[Extracted data]:
Begin

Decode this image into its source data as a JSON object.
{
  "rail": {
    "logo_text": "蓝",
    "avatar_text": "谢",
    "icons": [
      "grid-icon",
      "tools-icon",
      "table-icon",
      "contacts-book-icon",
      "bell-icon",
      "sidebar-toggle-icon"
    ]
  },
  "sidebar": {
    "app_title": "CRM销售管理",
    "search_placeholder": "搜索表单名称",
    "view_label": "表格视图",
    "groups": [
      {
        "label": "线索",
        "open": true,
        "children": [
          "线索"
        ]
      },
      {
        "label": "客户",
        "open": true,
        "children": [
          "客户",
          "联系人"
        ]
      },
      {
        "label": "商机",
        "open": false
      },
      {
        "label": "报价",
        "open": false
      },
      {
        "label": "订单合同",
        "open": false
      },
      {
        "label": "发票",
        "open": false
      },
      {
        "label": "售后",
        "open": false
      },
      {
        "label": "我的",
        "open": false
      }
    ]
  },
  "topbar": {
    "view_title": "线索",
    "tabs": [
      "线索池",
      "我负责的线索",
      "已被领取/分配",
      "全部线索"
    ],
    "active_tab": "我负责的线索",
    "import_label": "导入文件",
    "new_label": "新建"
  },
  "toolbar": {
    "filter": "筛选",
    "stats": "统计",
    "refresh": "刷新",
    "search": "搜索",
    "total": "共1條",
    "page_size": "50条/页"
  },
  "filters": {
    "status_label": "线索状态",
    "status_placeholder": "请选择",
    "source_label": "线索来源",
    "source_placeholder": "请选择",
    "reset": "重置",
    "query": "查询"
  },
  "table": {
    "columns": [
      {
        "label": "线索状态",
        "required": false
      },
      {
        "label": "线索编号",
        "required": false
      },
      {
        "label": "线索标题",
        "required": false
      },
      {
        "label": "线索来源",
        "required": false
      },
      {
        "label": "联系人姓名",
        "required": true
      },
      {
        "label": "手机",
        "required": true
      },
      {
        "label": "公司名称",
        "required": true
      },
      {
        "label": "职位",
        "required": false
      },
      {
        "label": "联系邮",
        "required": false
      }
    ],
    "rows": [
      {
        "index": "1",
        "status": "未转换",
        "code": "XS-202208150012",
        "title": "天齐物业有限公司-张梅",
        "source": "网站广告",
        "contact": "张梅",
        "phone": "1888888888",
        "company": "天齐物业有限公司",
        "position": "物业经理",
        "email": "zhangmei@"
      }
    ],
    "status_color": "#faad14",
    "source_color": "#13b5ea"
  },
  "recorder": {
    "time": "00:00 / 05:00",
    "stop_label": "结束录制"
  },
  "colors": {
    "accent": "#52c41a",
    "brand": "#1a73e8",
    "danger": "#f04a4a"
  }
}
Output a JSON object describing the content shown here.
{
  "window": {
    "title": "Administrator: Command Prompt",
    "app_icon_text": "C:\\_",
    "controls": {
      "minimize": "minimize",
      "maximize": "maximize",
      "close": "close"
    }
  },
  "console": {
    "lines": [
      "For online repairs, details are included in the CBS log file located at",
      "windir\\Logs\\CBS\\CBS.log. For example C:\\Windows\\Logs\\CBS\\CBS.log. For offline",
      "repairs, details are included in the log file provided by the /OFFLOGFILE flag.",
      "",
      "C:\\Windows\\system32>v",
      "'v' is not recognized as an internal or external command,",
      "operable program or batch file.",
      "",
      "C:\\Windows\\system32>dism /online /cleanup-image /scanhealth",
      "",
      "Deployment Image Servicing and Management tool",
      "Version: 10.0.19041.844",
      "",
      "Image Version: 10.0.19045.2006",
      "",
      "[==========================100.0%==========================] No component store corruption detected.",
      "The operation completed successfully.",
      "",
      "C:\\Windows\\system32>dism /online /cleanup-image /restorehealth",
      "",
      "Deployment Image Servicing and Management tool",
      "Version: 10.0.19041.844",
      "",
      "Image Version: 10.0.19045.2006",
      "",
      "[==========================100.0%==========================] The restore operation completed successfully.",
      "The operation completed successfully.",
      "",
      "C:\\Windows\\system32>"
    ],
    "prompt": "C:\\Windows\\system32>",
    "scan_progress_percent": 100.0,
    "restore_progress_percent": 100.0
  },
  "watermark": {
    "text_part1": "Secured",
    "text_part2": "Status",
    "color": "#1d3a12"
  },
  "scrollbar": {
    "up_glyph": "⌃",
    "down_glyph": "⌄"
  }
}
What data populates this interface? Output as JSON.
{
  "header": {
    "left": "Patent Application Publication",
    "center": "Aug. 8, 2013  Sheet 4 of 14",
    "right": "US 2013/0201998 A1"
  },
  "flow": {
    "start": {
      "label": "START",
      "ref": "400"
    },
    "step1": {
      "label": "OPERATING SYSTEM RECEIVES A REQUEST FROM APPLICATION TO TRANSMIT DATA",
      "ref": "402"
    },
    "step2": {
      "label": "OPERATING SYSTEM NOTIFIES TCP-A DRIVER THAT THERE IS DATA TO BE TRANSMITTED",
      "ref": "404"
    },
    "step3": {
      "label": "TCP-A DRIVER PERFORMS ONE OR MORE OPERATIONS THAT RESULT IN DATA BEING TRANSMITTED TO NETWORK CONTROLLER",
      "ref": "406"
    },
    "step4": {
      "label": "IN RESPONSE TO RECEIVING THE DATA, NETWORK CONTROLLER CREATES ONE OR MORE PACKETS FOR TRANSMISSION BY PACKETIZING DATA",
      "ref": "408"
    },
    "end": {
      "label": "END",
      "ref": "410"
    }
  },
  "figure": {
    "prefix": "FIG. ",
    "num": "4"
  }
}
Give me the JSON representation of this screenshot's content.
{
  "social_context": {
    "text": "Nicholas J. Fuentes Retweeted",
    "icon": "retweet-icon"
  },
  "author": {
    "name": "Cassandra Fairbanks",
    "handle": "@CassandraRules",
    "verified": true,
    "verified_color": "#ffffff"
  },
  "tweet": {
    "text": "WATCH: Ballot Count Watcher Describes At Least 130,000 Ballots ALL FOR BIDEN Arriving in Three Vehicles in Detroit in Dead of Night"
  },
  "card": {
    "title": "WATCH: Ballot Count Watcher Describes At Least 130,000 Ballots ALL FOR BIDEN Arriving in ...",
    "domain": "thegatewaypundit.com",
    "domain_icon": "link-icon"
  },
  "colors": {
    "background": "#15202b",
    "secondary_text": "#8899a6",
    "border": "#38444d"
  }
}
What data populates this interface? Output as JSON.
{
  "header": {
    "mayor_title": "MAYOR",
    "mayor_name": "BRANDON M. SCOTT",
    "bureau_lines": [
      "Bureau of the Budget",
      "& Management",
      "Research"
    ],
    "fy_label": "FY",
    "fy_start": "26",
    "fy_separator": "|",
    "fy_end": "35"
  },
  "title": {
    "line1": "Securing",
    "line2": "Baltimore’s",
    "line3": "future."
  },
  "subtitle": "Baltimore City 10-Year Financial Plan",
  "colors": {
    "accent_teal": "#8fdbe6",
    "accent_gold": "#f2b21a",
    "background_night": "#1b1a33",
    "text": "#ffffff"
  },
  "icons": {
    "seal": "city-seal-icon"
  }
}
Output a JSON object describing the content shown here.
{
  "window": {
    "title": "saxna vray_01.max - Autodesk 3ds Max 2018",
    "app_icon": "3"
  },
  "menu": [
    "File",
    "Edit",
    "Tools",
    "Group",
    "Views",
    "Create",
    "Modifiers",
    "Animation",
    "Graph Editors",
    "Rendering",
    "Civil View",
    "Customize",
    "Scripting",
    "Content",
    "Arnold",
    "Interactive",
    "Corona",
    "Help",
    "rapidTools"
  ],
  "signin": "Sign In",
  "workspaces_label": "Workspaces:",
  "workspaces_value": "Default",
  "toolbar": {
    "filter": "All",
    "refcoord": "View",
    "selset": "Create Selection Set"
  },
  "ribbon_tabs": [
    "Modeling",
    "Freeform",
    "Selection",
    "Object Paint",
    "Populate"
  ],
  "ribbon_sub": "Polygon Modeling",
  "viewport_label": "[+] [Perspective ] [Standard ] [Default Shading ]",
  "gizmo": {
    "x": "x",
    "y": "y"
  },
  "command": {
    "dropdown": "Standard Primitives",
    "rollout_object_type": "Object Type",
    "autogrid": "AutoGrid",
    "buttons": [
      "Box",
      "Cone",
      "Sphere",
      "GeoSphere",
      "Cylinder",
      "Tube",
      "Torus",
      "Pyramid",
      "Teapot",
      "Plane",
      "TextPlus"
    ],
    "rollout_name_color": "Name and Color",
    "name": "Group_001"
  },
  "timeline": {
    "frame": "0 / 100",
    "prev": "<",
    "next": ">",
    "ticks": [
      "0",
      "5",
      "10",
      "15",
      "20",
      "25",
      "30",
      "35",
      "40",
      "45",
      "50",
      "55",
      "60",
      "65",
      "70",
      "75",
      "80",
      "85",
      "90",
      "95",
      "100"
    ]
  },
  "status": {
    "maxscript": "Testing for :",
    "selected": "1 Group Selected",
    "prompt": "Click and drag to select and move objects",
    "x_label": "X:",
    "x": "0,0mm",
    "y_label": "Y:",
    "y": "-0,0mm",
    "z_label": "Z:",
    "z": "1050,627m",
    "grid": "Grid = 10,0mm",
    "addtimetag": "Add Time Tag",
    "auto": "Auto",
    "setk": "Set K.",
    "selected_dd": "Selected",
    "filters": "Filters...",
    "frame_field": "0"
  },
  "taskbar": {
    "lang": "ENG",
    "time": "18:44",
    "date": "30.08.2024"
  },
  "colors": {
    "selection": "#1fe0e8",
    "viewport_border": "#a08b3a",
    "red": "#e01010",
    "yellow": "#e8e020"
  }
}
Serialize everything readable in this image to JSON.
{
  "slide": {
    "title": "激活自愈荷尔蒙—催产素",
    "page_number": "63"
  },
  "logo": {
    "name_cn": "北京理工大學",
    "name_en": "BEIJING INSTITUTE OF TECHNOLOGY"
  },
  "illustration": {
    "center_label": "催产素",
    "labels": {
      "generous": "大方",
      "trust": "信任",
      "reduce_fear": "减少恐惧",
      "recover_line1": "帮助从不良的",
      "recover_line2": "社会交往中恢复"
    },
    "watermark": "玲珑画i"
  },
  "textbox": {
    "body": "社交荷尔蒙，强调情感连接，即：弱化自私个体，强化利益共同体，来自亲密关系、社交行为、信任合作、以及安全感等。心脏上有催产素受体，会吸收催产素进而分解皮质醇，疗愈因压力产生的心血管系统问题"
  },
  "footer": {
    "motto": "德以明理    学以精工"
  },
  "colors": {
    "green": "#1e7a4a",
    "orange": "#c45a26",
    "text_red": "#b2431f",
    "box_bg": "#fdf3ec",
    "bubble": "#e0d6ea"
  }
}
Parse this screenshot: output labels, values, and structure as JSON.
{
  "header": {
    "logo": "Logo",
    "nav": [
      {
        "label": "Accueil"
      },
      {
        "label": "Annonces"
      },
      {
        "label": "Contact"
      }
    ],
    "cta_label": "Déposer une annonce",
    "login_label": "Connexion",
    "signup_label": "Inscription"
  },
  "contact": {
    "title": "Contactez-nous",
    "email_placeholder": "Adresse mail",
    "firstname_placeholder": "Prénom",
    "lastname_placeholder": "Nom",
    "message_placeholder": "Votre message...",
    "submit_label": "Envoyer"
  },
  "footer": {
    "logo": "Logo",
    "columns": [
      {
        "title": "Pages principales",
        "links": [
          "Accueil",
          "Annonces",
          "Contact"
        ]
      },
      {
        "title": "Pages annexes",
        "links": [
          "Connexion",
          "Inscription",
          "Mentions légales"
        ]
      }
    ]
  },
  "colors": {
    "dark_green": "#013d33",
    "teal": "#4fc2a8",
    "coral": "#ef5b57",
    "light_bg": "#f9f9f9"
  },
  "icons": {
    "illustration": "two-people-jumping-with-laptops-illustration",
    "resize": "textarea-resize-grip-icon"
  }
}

End

[Exercise details]:
Find each line in the records holding the string "Selected" and show it.

[Reply]:
    "selected": "1 Group Selected",
    "selected_dd": "Selected",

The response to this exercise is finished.